WHAT NEEDS TO BE DONE:
Transcribe all the entries word for word, but omit the images.

Records
■ ■ ■ ■ ■ ■ ■

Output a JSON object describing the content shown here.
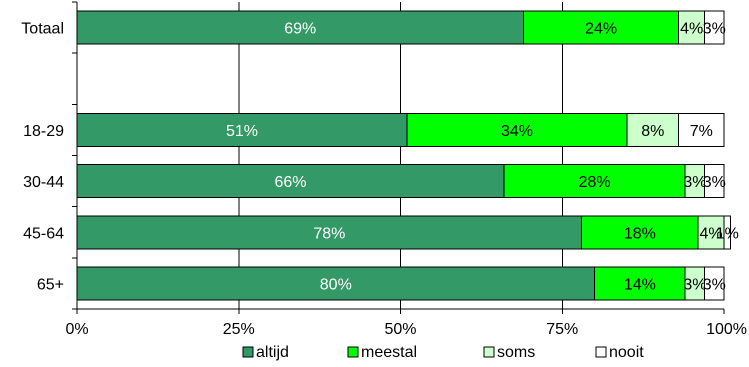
{
  "chart_data": {
    "type": "bar",
    "orientation": "horizontal",
    "stacked": true,
    "categories": [
      "Totaal",
      "",
      "18-29",
      "30-44",
      "45-64",
      "65+"
    ],
    "series": [
      {
        "name": "altijd",
        "values": [
          69,
          null,
          51,
          66,
          78,
          80
        ],
        "labels": [
          "69%",
          "",
          "51%",
          "66%",
          "78%",
          "80%"
        ],
        "color": "#339966",
        "label_color": "#ffffff"
      },
      {
        "name": "meestal",
        "values": [
          24,
          null,
          34,
          28,
          18,
          14
        ],
        "labels": [
          "24%",
          "",
          "34%",
          "28%",
          "18%",
          "14%"
        ],
        "color": "#00ff00",
        "label_color": "#000000"
      },
      {
        "name": "soms",
        "values": [
          4,
          null,
          8,
          3,
          4,
          3
        ],
        "labels": [
          "4%",
          "",
          "8%",
          "3%",
          "4%",
          "3%"
        ],
        "color": "#ccffcc",
        "label_color": "#000000"
      },
      {
        "name": "nooit",
        "values": [
          3,
          null,
          7,
          3,
          1,
          3
        ],
        "labels": [
          "3%",
          "",
          "7%",
          "3%",
          "1%",
          "3%"
        ],
        "color": "#ffffff",
        "label_color": "#000000"
      }
    ],
    "xlim": [
      0,
      100
    ],
    "xticks": [
      "0%",
      "25%",
      "50%",
      "75%",
      "100%"
    ],
    "grid": true,
    "legend": "bottom"
  }
}
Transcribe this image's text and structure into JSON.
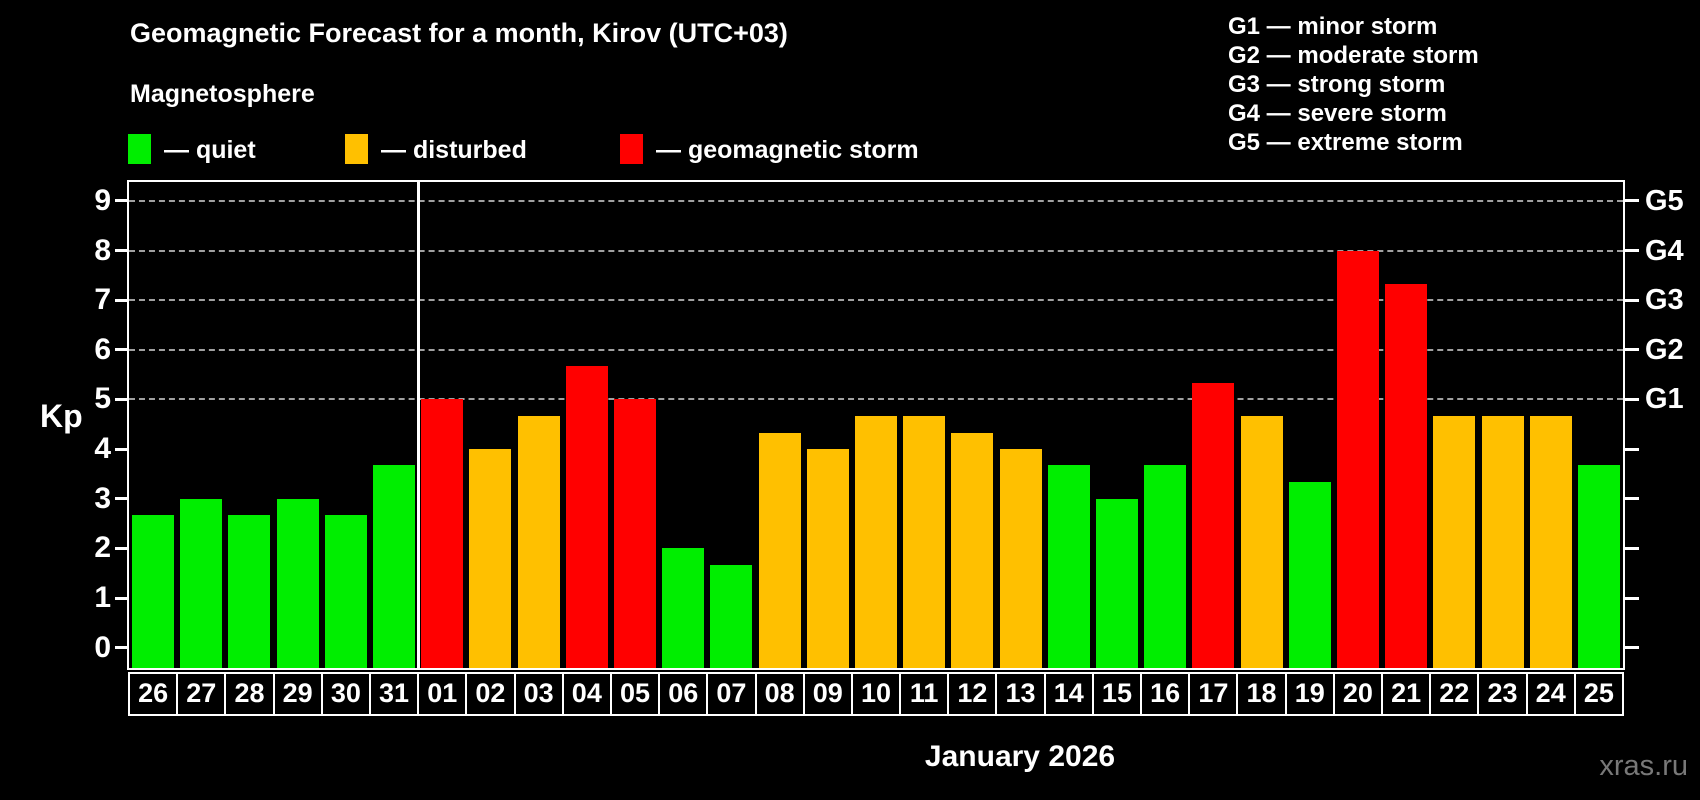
{
  "title": "Geomagnetic Forecast for a month, Kirov (UTC+03)",
  "subtitle": "Magnetosphere",
  "legend": {
    "quiet": "— quiet",
    "disturbed": "— disturbed",
    "storm": "— geomagnetic storm"
  },
  "g_legend": [
    "G1 — minor storm",
    "G2 — moderate storm",
    "G3 — strong storm",
    "G4 — severe storm",
    "G5 — extreme storm"
  ],
  "colors": {
    "quiet": "#00ee00",
    "disturbed": "#ffc000",
    "storm": "#ff0000",
    "axis": "#ffffff",
    "grid": "#a0a0a0",
    "background": "#000000",
    "watermark": "#787878"
  },
  "y_axis": {
    "label": "Kp",
    "ticks": [
      0,
      1,
      2,
      3,
      4,
      5,
      6,
      7,
      8,
      9
    ]
  },
  "right_axis": {
    "labels": [
      {
        "text": "G1",
        "kp": 5
      },
      {
        "text": "G2",
        "kp": 6
      },
      {
        "text": "G3",
        "kp": 7
      },
      {
        "text": "G4",
        "kp": 8
      },
      {
        "text": "G5",
        "kp": 9
      }
    ]
  },
  "x_axis_label": "January 2026",
  "watermark": "xras.ru",
  "chart_data": {
    "type": "bar",
    "title": "Geomagnetic Forecast for a month, Kirov (UTC+03)",
    "xlabel": "January 2026",
    "ylabel": "Kp",
    "ylim": [
      -0.41,
      9.38
    ],
    "grid_kp": [
      5,
      6,
      7,
      8,
      9
    ],
    "divider_after_index": 5,
    "categories": [
      "26",
      "27",
      "28",
      "29",
      "30",
      "31",
      "01",
      "02",
      "03",
      "04",
      "05",
      "06",
      "07",
      "08",
      "09",
      "10",
      "11",
      "12",
      "13",
      "14",
      "15",
      "16",
      "17",
      "18",
      "19",
      "20",
      "21",
      "22",
      "23",
      "24",
      "25"
    ],
    "values": [
      2.67,
      3,
      2.67,
      3,
      2.67,
      3.67,
      5,
      4,
      4.67,
      5.67,
      5,
      2,
      1.67,
      4.33,
      4,
      4.67,
      4.67,
      4.33,
      4,
      3.67,
      3,
      3.67,
      5.33,
      4.67,
      3.33,
      8,
      7.33,
      4.67,
      4.67,
      4.67,
      3.67
    ],
    "statuses": [
      "quiet",
      "quiet",
      "quiet",
      "quiet",
      "quiet",
      "quiet",
      "storm",
      "disturbed",
      "disturbed",
      "storm",
      "storm",
      "quiet",
      "quiet",
      "disturbed",
      "disturbed",
      "disturbed",
      "disturbed",
      "disturbed",
      "disturbed",
      "quiet",
      "quiet",
      "quiet",
      "storm",
      "disturbed",
      "quiet",
      "storm",
      "storm",
      "disturbed",
      "disturbed",
      "disturbed",
      "quiet"
    ]
  }
}
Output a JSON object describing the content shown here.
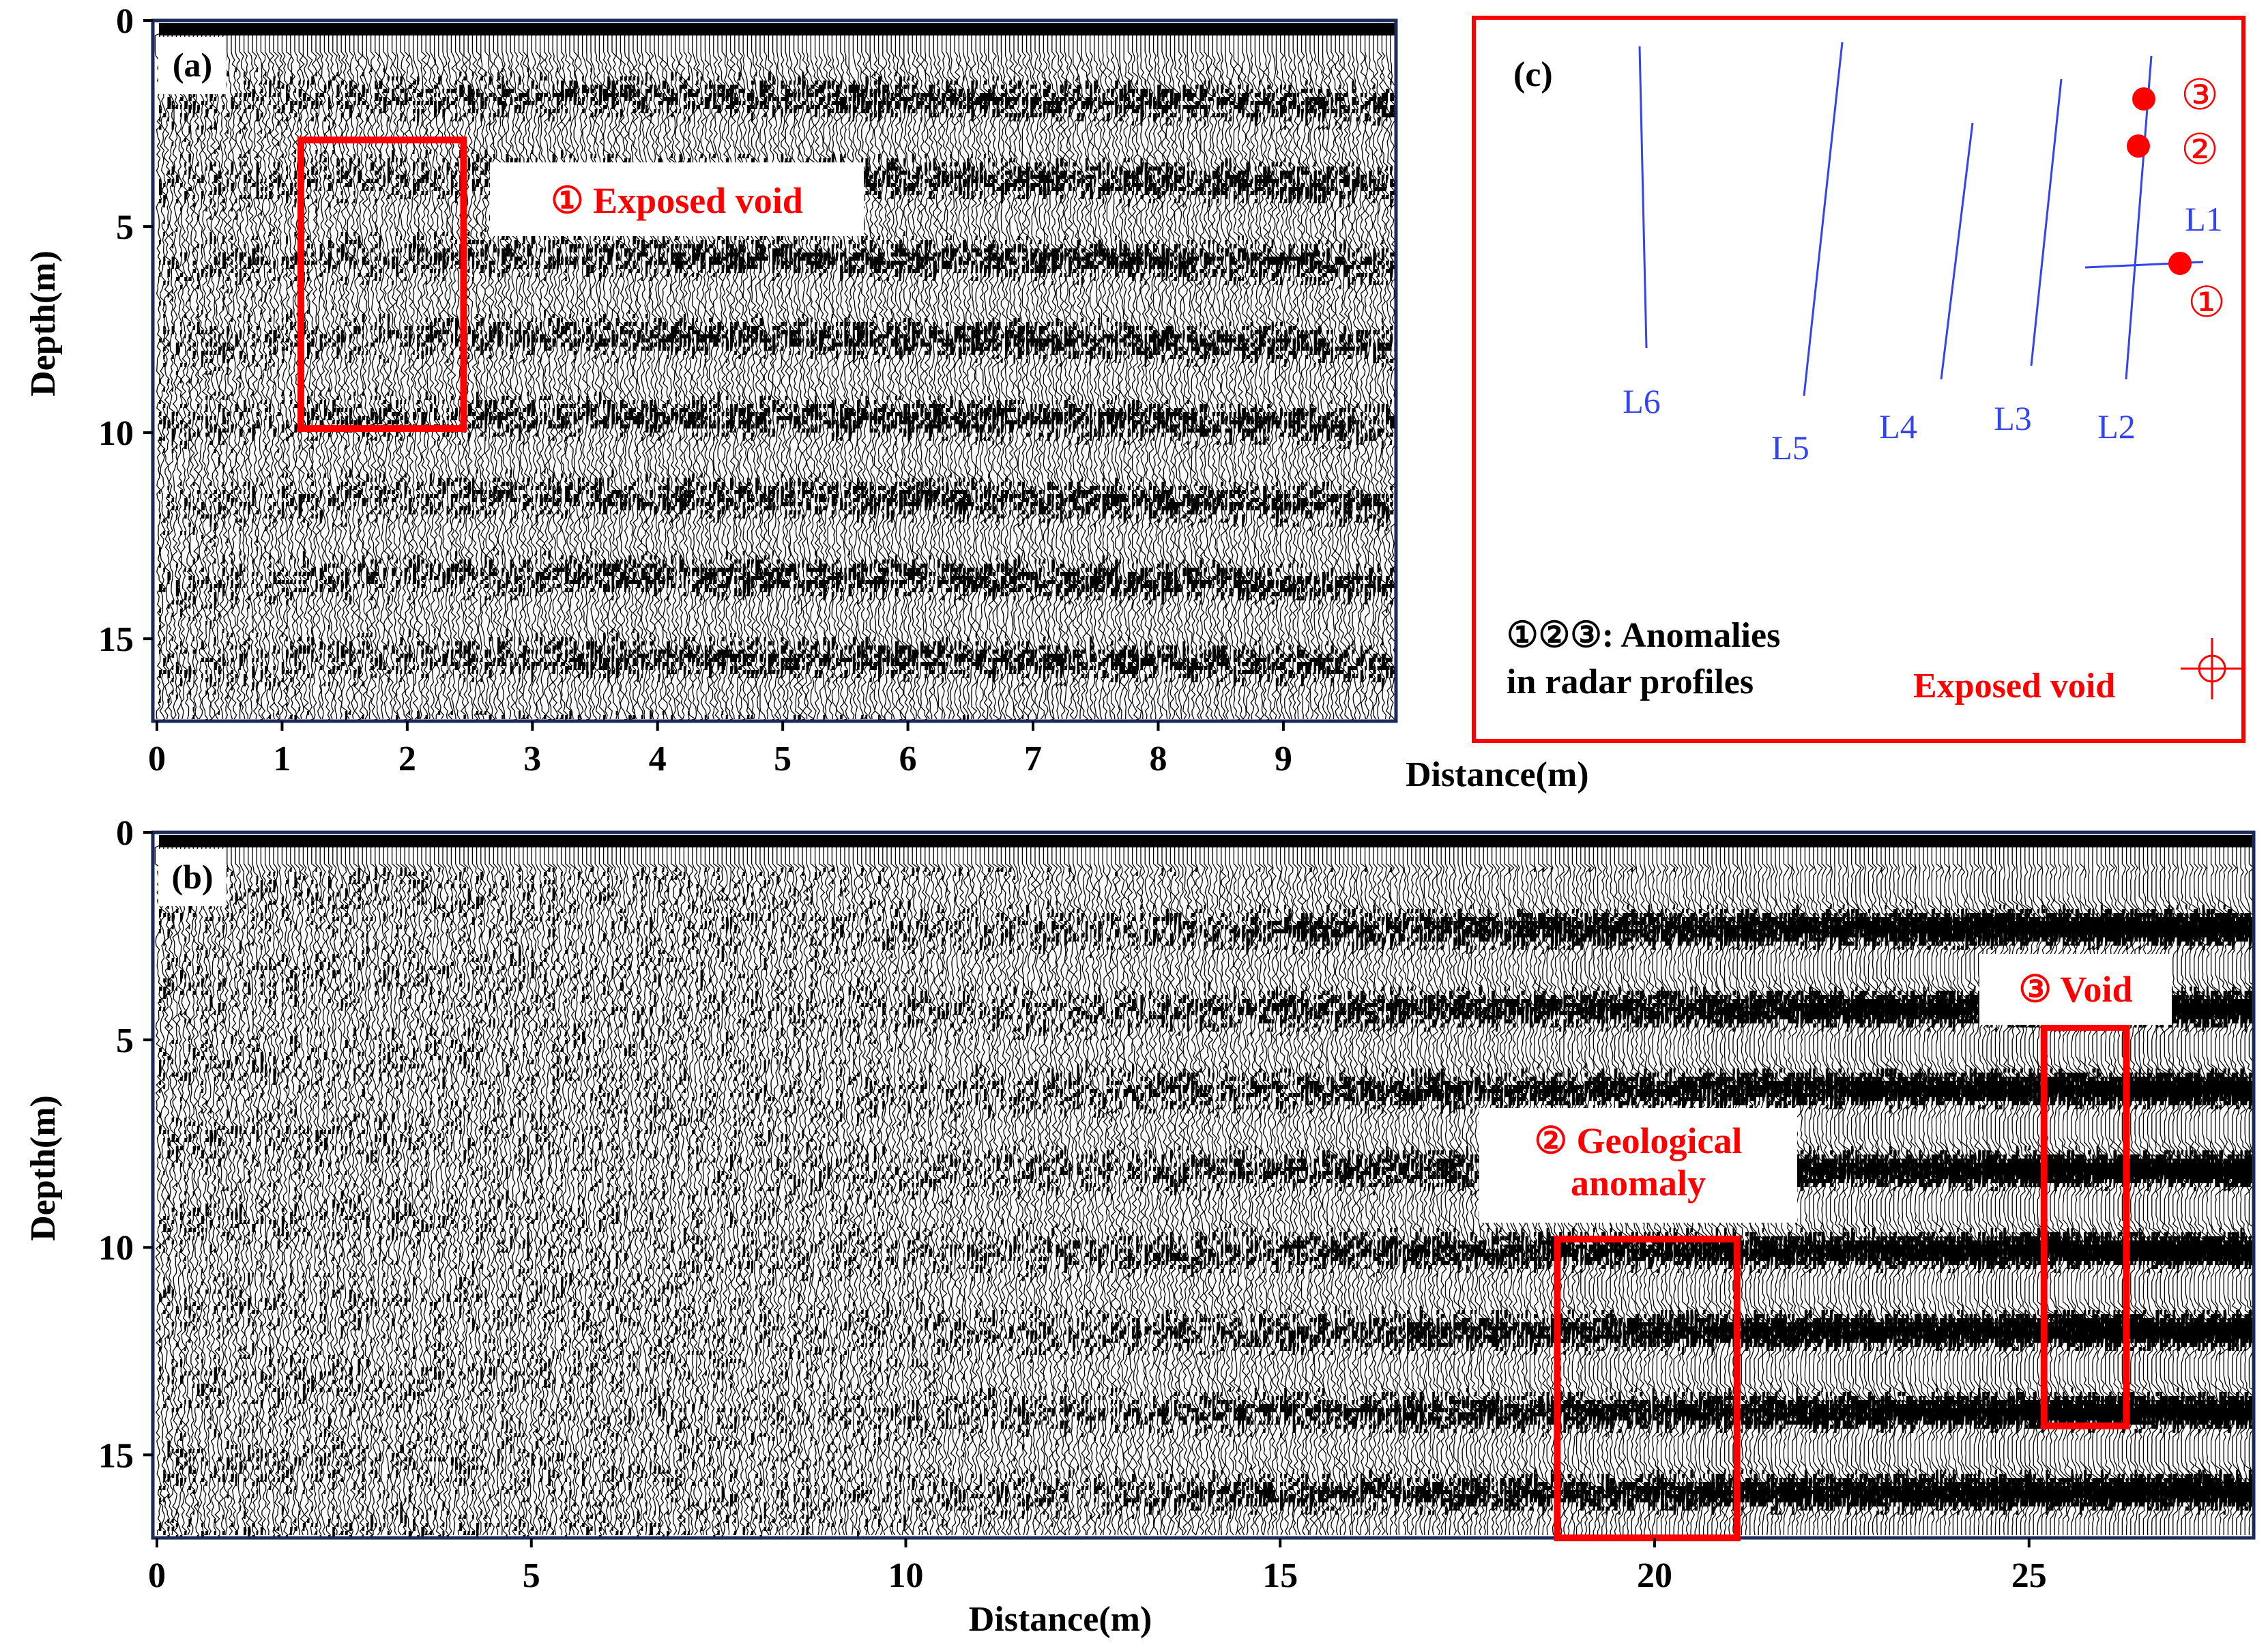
{
  "colors": {
    "trace": "#000000",
    "frame": "#1a2a5a",
    "highlight": "#ff0000",
    "line": "#3344ee",
    "background": "#ffffff"
  },
  "panel_a": {
    "label": "(a)",
    "xlabel": "Distance(m)",
    "ylabel": "Depth(m)",
    "xlim": [
      0,
      9.9
    ],
    "ylim": [
      0,
      17
    ],
    "xticks": [
      "0",
      "1",
      "2",
      "3",
      "4",
      "5",
      "6",
      "7",
      "8",
      "9"
    ],
    "yticks": [
      "0",
      "5",
      "10",
      "15"
    ],
    "annotation": "① Exposed void",
    "box": {
      "x0": 1.15,
      "x1": 2.45,
      "y0": 2.9,
      "y1": 9.9
    }
  },
  "panel_b": {
    "label": "(b)",
    "xlabel": "Distance(m)",
    "ylabel": "Depth(m)",
    "xlim": [
      0,
      28
    ],
    "ylim": [
      0,
      17
    ],
    "xticks": [
      "0",
      "5",
      "10",
      "15",
      "20",
      "25"
    ],
    "yticks": [
      "0",
      "5",
      "10",
      "15"
    ],
    "annotations": [
      {
        "lines": [
          "② Geological",
          "anomaly"
        ],
        "box": {
          "x0": 18.7,
          "x1": 21.1,
          "y0": 9.8,
          "y1": 17
        }
      },
      {
        "lines": [
          "③ Void"
        ],
        "box": {
          "x0": 25.2,
          "x1": 26.3,
          "y0": 4.7,
          "y1": 14.3
        }
      }
    ]
  },
  "panel_c": {
    "label": "(c)",
    "survey_lines": [
      "L1",
      "L2",
      "L3",
      "L4",
      "L5",
      "L6"
    ],
    "anomaly_marks": [
      "①",
      "②",
      "③"
    ],
    "legend_line1": "①②③:  Anomalies",
    "legend_line2": "in radar profiles",
    "void_label": "Exposed void",
    "void_icon": "crosshair-circle-icon"
  }
}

■ ■ ■ ■ ■ ■ ■

THE REPLY:
Output a JSON object describing the content shown here.
{
  "chart_data": {
    "type": "bar",
    "orientation": "horizontal",
    "stacked": true,
    "categories": [
      "Totaal",
      "",
      "18-29",
      "30-44",
      "45-64",
      "65+"
    ],
    "series": [
      {
        "name": "altijd",
        "values": [
          69,
          null,
          51,
          66,
          78,
          80
        ],
        "labels": [
          "69%",
          "",
          "51%",
          "66%",
          "78%",
          "80%"
        ],
        "color": "#339966",
        "label_color": "#ffffff"
      },
      {
        "name": "meestal",
        "values": [
          24,
          null,
          34,
          28,
          18,
          14
        ],
        "labels": [
          "24%",
          "",
          "34%",
          "28%",
          "18%",
          "14%"
        ],
        "color": "#00ff00",
        "label_color": "#000000"
      },
      {
        "name": "soms",
        "values": [
          4,
          null,
          8,
          3,
          4,
          3
        ],
        "labels": [
          "4%",
          "",
          "8%",
          "3%",
          "4%",
          "3%"
        ],
        "color": "#ccffcc",
        "label_color": "#000000"
      },
      {
        "name": "nooit",
        "values": [
          3,
          null,
          7,
          3,
          1,
          3
        ],
        "labels": [
          "3%",
          "",
          "7%",
          "3%",
          "1%",
          "3%"
        ],
        "color": "#ffffff",
        "label_color": "#000000"
      }
    ],
    "xlim": [
      0,
      100
    ],
    "xticks": [
      "0%",
      "25%",
      "50%",
      "75%",
      "100%"
    ],
    "grid": true,
    "legend": "bottom"
  }
}
Transcribe this image's text and structure into JSON.
{
  "title": "Geomagnetic Forecast for a month, Kirov (UTC+03)",
  "subtitle": "Magnetosphere",
  "legend": {
    "quiet": "— quiet",
    "disturbed": "— disturbed",
    "storm": "— geomagnetic storm"
  },
  "g_legend": [
    "G1 — minor storm",
    "G2 — moderate storm",
    "G3 — strong storm",
    "G4 — severe storm",
    "G5 — extreme storm"
  ],
  "colors": {
    "quiet": "#00ee00",
    "disturbed": "#ffc000",
    "storm": "#ff0000",
    "axis": "#ffffff",
    "grid": "#a0a0a0",
    "background": "#000000",
    "watermark": "#787878"
  },
  "y_axis": {
    "label": "Kp",
    "ticks": [
      0,
      1,
      2,
      3,
      4,
      5,
      6,
      7,
      8,
      9
    ]
  },
  "right_axis": {
    "labels": [
      {
        "text": "G1",
        "kp": 5
      },
      {
        "text": "G2",
        "kp": 6
      },
      {
        "text": "G3",
        "kp": 7
      },
      {
        "text": "G4",
        "kp": 8
      },
      {
        "text": "G5",
        "kp": 9
      }
    ]
  },
  "x_axis_label": "January 2026",
  "watermark": "xras.ru",
  "chart_data": {
    "type": "bar",
    "title": "Geomagnetic Forecast for a month, Kirov (UTC+03)",
    "xlabel": "January 2026",
    "ylabel": "Kp",
    "ylim": [
      -0.41,
      9.38
    ],
    "grid_kp": [
      5,
      6,
      7,
      8,
      9
    ],
    "divider_after_index": 5,
    "categories": [
      "26",
      "27",
      "28",
      "29",
      "30",
      "31",
      "01",
      "02",
      "03",
      "04",
      "05",
      "06",
      "07",
      "08",
      "09",
      "10",
      "11",
      "12",
      "13",
      "14",
      "15",
      "16",
      "17",
      "18",
      "19",
      "20",
      "21",
      "22",
      "23",
      "24",
      "25"
    ],
    "values": [
      2.67,
      3,
      2.67,
      3,
      2.67,
      3.67,
      5,
      4,
      4.67,
      5.67,
      5,
      2,
      1.67,
      4.33,
      4,
      4.67,
      4.67,
      4.33,
      4,
      3.67,
      3,
      3.67,
      5.33,
      4.67,
      3.33,
      8,
      7.33,
      4.67,
      4.67,
      4.67,
      3.67
    ],
    "statuses": [
      "quiet",
      "quiet",
      "quiet",
      "quiet",
      "quiet",
      "quiet",
      "storm",
      "disturbed",
      "disturbed",
      "storm",
      "storm",
      "quiet",
      "quiet",
      "disturbed",
      "disturbed",
      "disturbed",
      "disturbed",
      "disturbed",
      "disturbed",
      "quiet",
      "quiet",
      "quiet",
      "storm",
      "disturbed",
      "quiet",
      "storm",
      "storm",
      "disturbed",
      "disturbed",
      "disturbed",
      "quiet"
    ]
  }
}
Output a JSON object describing the content shown here.
{
  "colors": {
    "trace": "#000000",
    "frame": "#1a2a5a",
    "highlight": "#ff0000",
    "line": "#3344ee",
    "background": "#ffffff"
  },
  "panel_a": {
    "label": "(a)",
    "xlabel": "Distance(m)",
    "ylabel": "Depth(m)",
    "xlim": [
      0,
      9.9
    ],
    "ylim": [
      0,
      17
    ],
    "xticks": [
      "0",
      "1",
      "2",
      "3",
      "4",
      "5",
      "6",
      "7",
      "8",
      "9"
    ],
    "yticks": [
      "0",
      "5",
      "10",
      "15"
    ],
    "annotation": "① Exposed void",
    "box": {
      "x0": 1.15,
      "x1": 2.45,
      "y0": 2.9,
      "y1": 9.9
    }
  },
  "panel_b": {
    "label": "(b)",
    "xlabel": "Distance(m)",
    "ylabel": "Depth(m)",
    "xlim": [
      0,
      28
    ],
    "ylim": [
      0,
      17
    ],
    "xticks": [
      "0",
      "5",
      "10",
      "15",
      "20",
      "25"
    ],
    "yticks": [
      "0",
      "5",
      "10",
      "15"
    ],
    "annotations": [
      {
        "lines": [
          "② Geological",
          "anomaly"
        ],
        "box": {
          "x0": 18.7,
          "x1": 21.1,
          "y0": 9.8,
          "y1": 17
        }
      },
      {
        "lines": [
          "③ Void"
        ],
        "box": {
          "x0": 25.2,
          "x1": 26.3,
          "y0": 4.7,
          "y1": 14.3
        }
      }
    ]
  },
  "panel_c": {
    "label": "(c)",
    "survey_lines": [
      "L1",
      "L2",
      "L3",
      "L4",
      "L5",
      "L6"
    ],
    "anomaly_marks": [
      "①",
      "②",
      "③"
    ],
    "legend_line1": "①②③:  Anomalies",
    "legend_line2": "in radar profiles",
    "void_label": "Exposed void",
    "void_icon": "crosshair-circle-icon"
  }
}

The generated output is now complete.